TASK OBJECTIVE
Copy every line from the material below that holds "data".

Stored items
○ ○ ○

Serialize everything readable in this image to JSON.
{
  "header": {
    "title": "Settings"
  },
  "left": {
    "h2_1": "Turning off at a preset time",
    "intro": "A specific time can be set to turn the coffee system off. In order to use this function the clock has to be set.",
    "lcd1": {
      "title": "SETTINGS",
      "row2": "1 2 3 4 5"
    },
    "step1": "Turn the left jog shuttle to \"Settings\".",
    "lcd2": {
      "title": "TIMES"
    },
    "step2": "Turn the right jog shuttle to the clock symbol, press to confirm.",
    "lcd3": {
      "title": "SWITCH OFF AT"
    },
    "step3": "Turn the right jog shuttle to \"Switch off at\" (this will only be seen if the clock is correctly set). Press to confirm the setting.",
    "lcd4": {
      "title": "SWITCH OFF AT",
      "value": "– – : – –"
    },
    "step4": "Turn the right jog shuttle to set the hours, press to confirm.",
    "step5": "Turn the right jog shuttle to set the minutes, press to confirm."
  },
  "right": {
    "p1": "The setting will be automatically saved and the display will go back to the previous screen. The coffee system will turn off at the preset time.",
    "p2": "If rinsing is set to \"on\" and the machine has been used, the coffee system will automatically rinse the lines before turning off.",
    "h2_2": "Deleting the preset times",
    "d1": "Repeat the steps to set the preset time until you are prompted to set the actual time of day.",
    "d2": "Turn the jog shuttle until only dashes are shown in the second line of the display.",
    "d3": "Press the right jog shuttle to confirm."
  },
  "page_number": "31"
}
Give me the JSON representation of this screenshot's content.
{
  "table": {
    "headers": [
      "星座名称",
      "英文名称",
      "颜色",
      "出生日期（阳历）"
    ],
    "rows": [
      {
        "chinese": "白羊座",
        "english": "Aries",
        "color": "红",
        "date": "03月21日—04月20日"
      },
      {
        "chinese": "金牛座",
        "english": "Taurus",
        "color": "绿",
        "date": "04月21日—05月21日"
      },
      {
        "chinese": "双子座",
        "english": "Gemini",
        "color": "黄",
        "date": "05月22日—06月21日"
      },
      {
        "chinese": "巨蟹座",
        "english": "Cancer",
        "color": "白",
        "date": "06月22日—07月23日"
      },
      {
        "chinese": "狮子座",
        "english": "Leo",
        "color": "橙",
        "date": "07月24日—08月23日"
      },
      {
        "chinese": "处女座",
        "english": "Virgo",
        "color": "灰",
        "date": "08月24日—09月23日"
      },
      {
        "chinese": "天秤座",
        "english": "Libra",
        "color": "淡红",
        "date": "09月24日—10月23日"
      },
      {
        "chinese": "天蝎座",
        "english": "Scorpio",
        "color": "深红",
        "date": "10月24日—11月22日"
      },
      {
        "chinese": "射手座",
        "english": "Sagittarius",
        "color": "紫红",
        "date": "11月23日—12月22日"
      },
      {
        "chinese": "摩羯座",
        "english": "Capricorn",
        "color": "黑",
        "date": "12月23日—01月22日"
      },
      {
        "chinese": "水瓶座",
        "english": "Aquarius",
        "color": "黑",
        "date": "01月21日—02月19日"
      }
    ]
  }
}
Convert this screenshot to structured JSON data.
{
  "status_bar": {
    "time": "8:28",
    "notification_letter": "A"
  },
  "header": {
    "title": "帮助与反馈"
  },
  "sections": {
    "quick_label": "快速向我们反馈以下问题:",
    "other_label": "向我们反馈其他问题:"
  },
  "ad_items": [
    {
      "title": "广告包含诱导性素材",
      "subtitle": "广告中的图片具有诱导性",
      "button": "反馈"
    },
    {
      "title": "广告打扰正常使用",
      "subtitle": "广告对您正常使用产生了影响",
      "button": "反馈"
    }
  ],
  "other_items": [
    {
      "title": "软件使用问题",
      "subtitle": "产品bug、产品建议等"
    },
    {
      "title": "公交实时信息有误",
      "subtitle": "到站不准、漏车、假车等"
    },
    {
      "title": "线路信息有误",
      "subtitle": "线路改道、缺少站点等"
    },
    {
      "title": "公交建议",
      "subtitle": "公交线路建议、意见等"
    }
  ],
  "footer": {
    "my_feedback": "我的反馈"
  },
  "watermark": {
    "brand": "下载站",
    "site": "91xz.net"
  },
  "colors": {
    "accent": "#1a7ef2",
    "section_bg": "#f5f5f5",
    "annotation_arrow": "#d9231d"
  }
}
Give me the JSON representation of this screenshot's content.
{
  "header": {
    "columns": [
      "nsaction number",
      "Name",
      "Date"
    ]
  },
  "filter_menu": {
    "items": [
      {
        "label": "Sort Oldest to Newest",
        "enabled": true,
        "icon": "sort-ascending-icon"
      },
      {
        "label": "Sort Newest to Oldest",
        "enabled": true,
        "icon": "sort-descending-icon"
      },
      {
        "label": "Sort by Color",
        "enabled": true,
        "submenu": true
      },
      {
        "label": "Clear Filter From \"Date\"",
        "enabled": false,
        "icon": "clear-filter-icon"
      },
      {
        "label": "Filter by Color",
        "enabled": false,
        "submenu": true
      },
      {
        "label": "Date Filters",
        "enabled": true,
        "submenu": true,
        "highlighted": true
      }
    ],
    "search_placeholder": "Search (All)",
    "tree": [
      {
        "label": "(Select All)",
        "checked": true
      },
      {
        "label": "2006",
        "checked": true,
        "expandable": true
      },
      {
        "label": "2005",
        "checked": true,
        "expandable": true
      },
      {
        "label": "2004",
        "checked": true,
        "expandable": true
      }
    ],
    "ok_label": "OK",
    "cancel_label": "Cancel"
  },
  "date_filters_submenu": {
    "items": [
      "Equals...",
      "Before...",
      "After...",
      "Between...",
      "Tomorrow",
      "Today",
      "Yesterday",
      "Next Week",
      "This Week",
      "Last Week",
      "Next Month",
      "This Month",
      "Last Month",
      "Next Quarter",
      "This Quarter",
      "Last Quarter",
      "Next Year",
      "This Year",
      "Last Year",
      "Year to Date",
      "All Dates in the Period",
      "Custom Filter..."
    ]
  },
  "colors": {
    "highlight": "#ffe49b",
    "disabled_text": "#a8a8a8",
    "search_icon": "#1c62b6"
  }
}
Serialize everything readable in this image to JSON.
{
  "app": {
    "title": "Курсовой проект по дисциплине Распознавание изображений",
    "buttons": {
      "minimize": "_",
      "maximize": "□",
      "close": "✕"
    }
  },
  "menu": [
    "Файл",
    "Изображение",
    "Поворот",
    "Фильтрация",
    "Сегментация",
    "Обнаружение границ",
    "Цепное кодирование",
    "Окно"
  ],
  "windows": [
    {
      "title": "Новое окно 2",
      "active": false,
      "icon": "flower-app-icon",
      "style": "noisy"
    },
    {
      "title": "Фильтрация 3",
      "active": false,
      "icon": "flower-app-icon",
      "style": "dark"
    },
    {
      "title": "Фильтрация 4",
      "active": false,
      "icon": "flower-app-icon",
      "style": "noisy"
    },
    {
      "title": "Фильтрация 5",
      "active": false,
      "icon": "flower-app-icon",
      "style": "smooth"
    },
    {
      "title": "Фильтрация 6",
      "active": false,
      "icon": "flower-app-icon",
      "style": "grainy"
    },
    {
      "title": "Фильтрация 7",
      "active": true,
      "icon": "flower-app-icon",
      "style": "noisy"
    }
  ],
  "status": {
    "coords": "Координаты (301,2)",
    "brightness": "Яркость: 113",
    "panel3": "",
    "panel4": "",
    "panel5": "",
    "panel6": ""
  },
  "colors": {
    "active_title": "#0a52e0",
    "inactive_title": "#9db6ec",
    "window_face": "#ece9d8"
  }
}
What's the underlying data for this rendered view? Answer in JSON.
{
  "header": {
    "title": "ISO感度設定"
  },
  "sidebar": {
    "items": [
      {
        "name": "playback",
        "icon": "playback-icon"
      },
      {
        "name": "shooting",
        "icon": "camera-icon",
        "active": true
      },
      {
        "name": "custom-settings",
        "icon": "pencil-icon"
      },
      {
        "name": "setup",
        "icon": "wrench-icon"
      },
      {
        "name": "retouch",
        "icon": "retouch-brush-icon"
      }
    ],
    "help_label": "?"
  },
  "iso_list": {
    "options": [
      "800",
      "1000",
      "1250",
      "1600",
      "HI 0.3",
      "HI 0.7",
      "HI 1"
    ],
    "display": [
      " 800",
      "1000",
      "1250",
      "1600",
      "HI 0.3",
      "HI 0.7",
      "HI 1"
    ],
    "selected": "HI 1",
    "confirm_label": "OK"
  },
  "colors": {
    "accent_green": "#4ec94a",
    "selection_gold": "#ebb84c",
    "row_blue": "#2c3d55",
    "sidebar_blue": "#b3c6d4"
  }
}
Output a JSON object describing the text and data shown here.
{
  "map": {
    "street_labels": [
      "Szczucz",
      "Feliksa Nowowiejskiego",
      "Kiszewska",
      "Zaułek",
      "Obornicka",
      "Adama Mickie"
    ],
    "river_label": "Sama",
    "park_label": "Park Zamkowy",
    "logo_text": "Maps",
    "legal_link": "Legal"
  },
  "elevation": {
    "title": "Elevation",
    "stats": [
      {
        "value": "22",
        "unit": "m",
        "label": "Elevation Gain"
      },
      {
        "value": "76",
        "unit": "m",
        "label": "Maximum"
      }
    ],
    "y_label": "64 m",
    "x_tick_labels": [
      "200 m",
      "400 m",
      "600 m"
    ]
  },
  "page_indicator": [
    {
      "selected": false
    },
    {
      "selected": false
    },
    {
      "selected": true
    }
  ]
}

○ ○ ○

EXPECTED ANSWER
Convert this screenshot to structured JSON data.
What's the underlying data for this rendered view? Answer in JSON.
Output a JSON object describing the text and data shown here.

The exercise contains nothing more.